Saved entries
★ ★ ★ ★ ★ ★ ★

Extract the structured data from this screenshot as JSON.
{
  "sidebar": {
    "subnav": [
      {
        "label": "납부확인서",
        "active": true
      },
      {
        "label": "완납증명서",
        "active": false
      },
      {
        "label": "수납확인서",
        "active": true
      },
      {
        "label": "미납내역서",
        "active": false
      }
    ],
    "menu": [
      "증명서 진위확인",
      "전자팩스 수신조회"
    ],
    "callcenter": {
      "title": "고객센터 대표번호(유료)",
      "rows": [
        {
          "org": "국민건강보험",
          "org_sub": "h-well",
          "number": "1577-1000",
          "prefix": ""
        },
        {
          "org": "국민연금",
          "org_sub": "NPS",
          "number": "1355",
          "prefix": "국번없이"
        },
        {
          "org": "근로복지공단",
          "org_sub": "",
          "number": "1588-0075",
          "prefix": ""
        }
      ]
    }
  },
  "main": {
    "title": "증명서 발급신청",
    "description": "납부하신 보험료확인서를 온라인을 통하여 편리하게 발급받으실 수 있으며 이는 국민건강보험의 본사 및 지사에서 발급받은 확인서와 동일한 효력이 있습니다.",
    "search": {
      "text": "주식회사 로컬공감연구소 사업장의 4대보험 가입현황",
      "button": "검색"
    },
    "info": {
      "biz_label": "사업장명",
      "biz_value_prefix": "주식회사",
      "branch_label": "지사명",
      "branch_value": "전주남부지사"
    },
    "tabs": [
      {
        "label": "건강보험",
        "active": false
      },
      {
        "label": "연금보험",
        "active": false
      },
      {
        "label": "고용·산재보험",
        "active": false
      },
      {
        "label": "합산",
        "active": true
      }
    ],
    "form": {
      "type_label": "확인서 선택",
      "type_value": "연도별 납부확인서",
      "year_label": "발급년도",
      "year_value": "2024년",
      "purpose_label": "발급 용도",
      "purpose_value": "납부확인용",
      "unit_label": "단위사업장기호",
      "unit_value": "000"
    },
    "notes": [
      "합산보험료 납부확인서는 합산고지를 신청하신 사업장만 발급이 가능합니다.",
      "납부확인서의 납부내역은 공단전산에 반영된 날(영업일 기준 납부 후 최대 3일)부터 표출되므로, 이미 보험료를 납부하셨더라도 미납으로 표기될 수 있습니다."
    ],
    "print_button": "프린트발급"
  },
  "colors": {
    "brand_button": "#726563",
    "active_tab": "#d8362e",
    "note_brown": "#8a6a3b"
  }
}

★ ★ ★ ★ ★ ★ ★

Problem description: Reproduce the data shown above exactly.

Expected answer:
Extract the structured data from this screenshot as JSON.
{
  "sidebar": {
    "subnav": [
      {
        "label": "납부확인서",
        "active": true
      },
      {
        "label": "완납증명서",
        "active": false
      },
      {
        "label": "수납확인서",
        "active": true
      },
      {
        "label": "미납내역서",
        "active": false
      }
    ],
    "menu": [
      "증명서 진위확인",
      "전자팩스 수신조회"
    ],
    "callcenter": {
      "title": "고객센터 대표번호(유료)",
      "rows": [
        {
          "org": "국민건강보험",
          "org_sub": "h-well",
          "number": "1577-1000",
          "prefix": ""
        },
        {
          "org": "국민연금",
          "org_sub": "NPS",
          "number": "1355",
          "prefix": "국번없이"
        },
        {
          "org": "근로복지공단",
          "org_sub": "",
          "number": "1588-0075",
          "prefix": ""
        }
      ]
    }
  },
  "main": {
    "title": "증명서 발급신청",
    "description": "납부하신 보험료확인서를 온라인을 통하여 편리하게 발급받으실 수 있으며 이는 국민건강보험의 본사 및 지사에서 발급받은 확인서와 동일한 효력이 있습니다.",
    "search": {
      "text": "주식회사 로컬공감연구소 사업장의 4대보험 가입현황",
      "button": "검색"
    },
    "info": {
      "biz_label": "사업장명",
      "biz_value_prefix": "주식회사",
      "branch_label": "지사명",
      "branch_value": "전주남부지사"
    },
    "tabs": [
      {
        "label": "건강보험",
        "active": false
      },
      {
        "label": "연금보험",
        "active": false
      },
      {
        "label": "고용·산재보험",
        "active": false
      },
      {
        "label": "합산",
        "active": true
      }
    ],
    "form": {
      "type_label": "확인서 선택",
      "type_value": "연도별 납부확인서",
      "year_label": "발급년도",
      "year_value": "2024년",
      "purpose_label": "발급 용도",
      "purpose_value": "납부확인용",
      "unit_label": "단위사업장기호",
      "unit_value": "000"
    },
    "notes": [
      "합산보험료 납부확인서는 합산고지를 신청하신 사업장만 발급이 가능합니다.",
      "납부확인서의 납부내역은 공단전산에 반영된 날(영업일 기준 납부 후 최대 3일)부터 표출되므로, 이미 보험료를 납부하셨더라도 미납으로 표기될 수 있습니다."
    ],
    "print_button": "프린트발급"
  },
  "colors": {
    "brand_button": "#726563",
    "active_tab": "#d8362e",
    "note_brown": "#8a6a3b"
  }
}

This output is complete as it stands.